Your objective: List each line of the data that holds the word "text".

___ Dataset records

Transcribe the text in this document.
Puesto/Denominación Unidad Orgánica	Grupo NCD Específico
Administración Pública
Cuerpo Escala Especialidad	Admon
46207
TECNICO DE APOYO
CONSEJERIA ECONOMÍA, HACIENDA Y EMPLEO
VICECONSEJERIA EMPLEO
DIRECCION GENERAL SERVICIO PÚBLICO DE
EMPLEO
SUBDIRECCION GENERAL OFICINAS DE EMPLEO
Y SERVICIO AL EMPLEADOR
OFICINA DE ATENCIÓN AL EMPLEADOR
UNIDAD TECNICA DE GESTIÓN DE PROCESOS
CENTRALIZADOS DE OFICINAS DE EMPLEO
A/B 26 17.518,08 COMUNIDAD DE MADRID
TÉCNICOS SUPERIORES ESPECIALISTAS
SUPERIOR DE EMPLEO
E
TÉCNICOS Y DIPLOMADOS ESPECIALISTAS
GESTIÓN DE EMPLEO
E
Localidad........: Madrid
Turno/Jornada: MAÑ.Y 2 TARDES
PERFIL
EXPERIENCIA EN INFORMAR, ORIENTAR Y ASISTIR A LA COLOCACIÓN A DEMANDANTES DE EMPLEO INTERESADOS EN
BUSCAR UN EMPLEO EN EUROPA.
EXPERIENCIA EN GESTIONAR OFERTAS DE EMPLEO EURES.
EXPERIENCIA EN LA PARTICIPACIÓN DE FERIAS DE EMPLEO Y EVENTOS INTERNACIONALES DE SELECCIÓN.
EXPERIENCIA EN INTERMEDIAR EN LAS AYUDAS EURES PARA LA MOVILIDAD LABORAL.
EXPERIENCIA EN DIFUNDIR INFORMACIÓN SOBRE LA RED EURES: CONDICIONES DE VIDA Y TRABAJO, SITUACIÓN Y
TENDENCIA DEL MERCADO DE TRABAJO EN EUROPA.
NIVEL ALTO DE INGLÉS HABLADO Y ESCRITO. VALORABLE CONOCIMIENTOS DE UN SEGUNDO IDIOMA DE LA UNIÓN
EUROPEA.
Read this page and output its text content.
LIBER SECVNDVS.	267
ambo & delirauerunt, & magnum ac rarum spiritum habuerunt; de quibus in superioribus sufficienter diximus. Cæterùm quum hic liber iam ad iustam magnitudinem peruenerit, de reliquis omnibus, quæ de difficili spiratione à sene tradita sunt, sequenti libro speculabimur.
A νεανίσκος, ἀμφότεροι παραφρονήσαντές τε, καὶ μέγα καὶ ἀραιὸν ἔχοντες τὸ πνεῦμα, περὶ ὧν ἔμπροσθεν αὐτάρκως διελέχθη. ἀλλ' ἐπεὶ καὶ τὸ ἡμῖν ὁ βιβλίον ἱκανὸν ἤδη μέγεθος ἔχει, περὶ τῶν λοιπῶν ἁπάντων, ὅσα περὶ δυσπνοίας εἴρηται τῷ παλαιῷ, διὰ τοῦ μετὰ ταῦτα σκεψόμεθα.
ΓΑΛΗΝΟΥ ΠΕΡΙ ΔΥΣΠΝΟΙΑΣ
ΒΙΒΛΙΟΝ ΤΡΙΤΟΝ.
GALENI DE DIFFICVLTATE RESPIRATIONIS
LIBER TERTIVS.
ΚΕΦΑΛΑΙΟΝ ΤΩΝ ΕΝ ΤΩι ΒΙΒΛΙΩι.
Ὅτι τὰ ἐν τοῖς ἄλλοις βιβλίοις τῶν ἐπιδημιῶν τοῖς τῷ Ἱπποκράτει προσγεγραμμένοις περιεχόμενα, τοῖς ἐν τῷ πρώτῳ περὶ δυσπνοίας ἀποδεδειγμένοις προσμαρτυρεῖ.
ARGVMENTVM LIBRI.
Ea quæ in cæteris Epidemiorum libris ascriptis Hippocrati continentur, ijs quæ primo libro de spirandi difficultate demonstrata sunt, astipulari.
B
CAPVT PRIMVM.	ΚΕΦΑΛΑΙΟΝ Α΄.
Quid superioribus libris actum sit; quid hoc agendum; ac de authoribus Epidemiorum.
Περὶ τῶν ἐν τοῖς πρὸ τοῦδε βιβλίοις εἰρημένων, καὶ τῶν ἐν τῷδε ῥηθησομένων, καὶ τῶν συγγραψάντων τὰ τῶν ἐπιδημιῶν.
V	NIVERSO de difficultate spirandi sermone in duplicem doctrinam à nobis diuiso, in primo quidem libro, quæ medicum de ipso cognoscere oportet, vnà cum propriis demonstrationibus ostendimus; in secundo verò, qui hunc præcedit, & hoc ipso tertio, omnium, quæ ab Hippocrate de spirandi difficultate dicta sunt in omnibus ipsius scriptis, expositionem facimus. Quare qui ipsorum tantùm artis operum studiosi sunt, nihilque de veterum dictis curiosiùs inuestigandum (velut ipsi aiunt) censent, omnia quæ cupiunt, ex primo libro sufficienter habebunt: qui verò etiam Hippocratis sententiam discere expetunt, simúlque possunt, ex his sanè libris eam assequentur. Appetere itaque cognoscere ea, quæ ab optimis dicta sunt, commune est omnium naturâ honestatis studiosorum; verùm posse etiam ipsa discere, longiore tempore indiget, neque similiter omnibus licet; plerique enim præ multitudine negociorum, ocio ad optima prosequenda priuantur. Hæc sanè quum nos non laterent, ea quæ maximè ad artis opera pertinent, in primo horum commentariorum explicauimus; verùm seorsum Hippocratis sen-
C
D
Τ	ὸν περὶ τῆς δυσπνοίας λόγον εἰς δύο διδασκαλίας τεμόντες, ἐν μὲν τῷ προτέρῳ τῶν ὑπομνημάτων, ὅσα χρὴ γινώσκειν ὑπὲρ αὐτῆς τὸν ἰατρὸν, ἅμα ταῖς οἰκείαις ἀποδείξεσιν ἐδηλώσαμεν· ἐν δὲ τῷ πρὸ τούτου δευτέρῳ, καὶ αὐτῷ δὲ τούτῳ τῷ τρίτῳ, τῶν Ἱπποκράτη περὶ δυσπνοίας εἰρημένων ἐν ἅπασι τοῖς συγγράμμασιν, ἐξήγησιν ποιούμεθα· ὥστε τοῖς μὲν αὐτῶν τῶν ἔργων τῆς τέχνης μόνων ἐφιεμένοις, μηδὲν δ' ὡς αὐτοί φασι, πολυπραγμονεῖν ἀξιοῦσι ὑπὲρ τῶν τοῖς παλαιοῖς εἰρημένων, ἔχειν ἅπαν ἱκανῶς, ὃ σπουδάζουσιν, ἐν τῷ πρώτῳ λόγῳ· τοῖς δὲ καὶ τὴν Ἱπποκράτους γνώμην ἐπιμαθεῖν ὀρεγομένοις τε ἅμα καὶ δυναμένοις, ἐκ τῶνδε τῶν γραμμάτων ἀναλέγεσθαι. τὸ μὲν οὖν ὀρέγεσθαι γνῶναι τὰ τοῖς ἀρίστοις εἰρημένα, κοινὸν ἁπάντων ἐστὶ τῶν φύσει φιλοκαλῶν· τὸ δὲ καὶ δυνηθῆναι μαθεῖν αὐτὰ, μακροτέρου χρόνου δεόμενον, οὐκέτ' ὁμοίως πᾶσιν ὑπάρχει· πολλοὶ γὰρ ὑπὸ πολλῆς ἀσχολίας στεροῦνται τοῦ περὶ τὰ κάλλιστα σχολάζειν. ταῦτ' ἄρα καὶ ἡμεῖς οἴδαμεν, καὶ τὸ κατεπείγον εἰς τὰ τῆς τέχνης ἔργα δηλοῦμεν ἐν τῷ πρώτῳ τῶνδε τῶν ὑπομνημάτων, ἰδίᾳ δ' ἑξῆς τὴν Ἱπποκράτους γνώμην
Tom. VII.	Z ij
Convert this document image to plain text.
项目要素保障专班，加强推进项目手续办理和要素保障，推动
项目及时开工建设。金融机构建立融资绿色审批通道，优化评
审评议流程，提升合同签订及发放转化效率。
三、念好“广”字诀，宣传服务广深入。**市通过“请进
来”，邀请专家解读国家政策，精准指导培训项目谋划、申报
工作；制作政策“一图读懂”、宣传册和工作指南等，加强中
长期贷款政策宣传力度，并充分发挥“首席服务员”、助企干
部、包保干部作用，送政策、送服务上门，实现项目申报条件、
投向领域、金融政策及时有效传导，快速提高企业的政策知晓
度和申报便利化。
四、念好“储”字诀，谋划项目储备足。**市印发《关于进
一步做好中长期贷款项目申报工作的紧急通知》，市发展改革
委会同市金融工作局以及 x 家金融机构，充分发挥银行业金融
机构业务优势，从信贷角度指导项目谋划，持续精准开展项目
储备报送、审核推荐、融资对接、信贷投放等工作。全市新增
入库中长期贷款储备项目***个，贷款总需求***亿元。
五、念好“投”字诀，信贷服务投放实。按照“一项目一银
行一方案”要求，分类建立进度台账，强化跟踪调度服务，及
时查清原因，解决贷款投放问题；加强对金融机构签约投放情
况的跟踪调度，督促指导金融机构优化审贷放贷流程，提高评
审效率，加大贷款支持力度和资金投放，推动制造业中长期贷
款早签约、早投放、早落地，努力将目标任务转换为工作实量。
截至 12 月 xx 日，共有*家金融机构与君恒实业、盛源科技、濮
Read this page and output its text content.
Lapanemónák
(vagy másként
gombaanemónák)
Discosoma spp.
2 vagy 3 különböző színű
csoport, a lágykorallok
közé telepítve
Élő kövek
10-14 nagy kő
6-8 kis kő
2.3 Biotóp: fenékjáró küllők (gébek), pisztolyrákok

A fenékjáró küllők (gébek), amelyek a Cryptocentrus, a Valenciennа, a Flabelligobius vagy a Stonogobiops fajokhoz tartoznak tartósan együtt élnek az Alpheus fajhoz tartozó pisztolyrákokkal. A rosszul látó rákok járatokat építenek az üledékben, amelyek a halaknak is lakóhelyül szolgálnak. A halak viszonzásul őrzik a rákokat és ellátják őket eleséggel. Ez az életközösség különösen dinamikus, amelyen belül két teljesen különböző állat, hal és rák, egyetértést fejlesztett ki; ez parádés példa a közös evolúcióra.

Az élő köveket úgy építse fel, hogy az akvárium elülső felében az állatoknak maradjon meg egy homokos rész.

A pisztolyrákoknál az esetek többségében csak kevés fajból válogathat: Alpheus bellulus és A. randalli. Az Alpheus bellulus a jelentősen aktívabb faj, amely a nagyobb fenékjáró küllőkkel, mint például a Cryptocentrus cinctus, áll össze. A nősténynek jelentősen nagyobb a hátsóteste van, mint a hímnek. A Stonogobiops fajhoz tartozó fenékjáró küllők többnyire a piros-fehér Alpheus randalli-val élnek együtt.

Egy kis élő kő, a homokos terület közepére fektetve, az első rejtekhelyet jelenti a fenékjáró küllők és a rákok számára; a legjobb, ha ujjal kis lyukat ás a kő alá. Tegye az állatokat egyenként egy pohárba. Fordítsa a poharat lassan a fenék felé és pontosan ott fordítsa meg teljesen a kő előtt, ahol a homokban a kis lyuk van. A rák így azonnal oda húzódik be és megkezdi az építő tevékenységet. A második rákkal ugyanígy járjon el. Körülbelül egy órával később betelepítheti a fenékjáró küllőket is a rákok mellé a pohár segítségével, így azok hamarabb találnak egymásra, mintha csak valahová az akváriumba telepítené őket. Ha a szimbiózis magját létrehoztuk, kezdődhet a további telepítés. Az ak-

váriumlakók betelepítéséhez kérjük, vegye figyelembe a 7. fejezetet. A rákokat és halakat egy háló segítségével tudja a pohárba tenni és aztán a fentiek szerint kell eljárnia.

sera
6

______

Answer to this task:
Transcribe the text in this document.
Read this page and output its text content.
Convert this document image to plain text.
Read this page and output its text content.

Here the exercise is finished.